* **DIRECTIONS**:
Write the entries below out again exactly; any picture in them stays out.

— start of DATA RECORDS —

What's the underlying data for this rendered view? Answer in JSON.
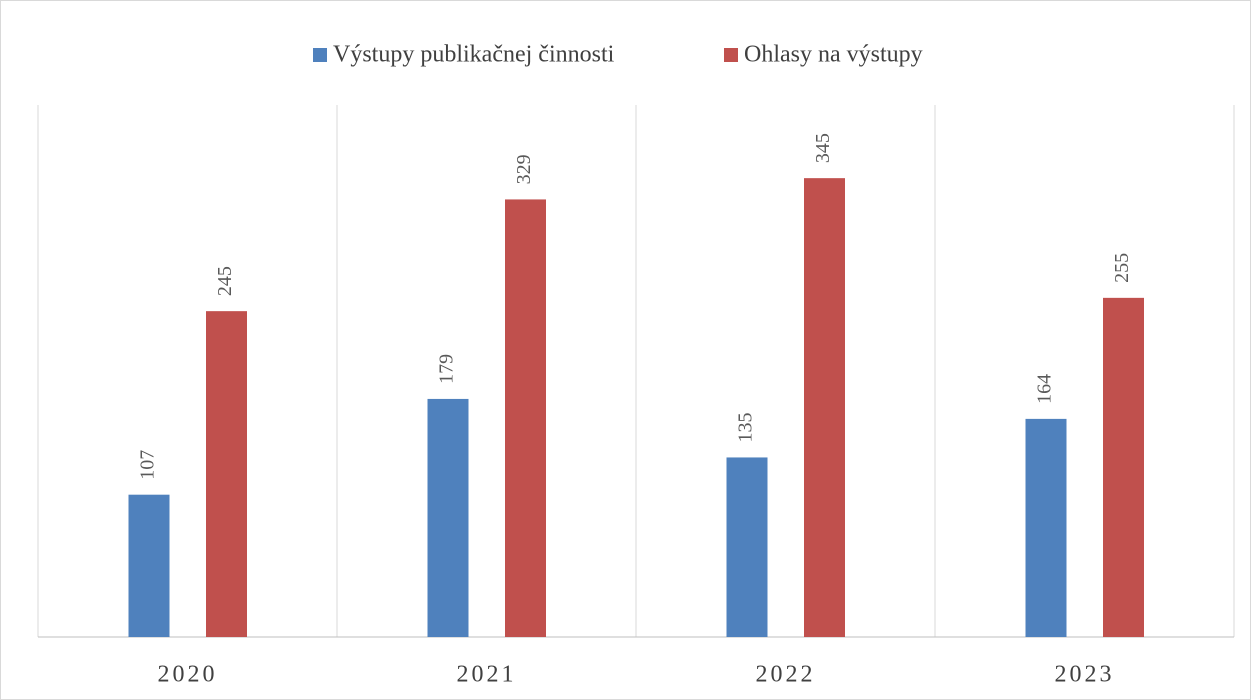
{
  "chart_data": {
    "type": "bar",
    "categories": [
      "2020",
      "2021",
      "2022",
      "2023"
    ],
    "series": [
      {
        "name": "Výstupy publikačnej činnosti",
        "color": "#4f81bd",
        "values": [
          107,
          179,
          135,
          164
        ]
      },
      {
        "name": "Ohlasy na výstupy",
        "color": "#c0504d",
        "values": [
          245,
          329,
          345,
          255
        ]
      }
    ],
    "ylim": [
      0,
      400
    ],
    "legend": "top"
  }
}
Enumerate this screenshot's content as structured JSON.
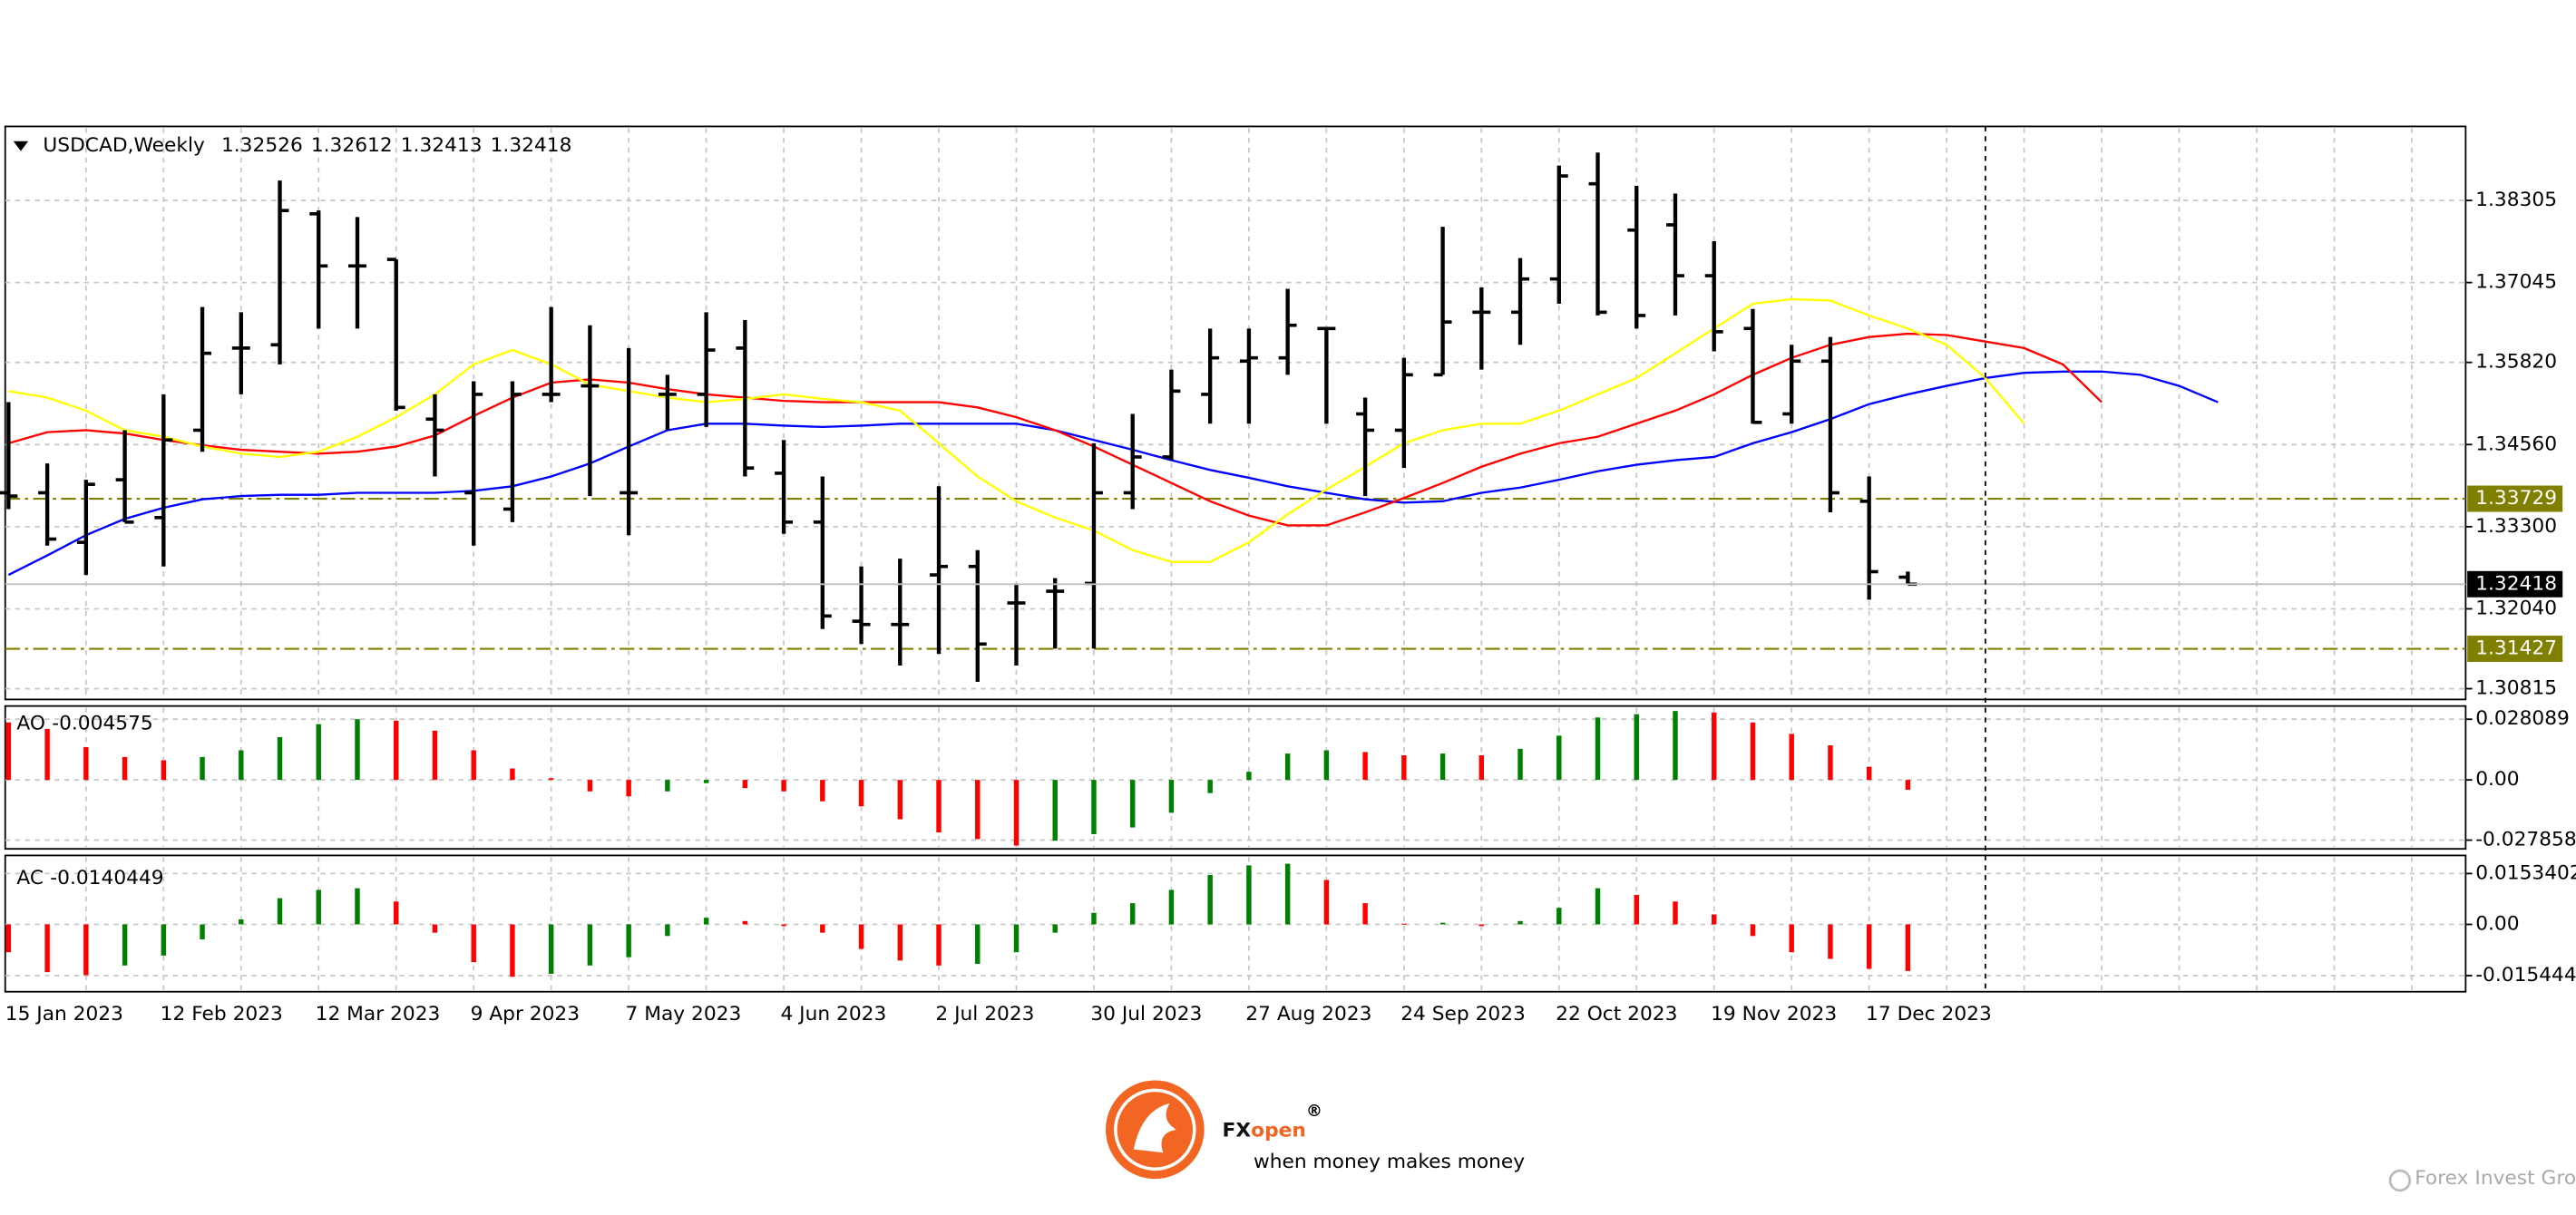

— end of DATA RECORDS —

* **RESPONSE BELOW**:
What's the underlying data for this rendered view? Answer in JSON.
{
  "chart_data": {
    "type": "bar",
    "categories": [
      "2020",
      "2021",
      "2022",
      "2023"
    ],
    "series": [
      {
        "name": "Výstupy publikačnej činnosti",
        "color": "#4f81bd",
        "values": [
          107,
          179,
          135,
          164
        ]
      },
      {
        "name": "Ohlasy na výstupy",
        "color": "#c0504d",
        "values": [
          245,
          329,
          345,
          255
        ]
      }
    ],
    "ylim": [
      0,
      400
    ],
    "legend": "top"
  }
}
Enumerate this screenshot's content as structured JSON.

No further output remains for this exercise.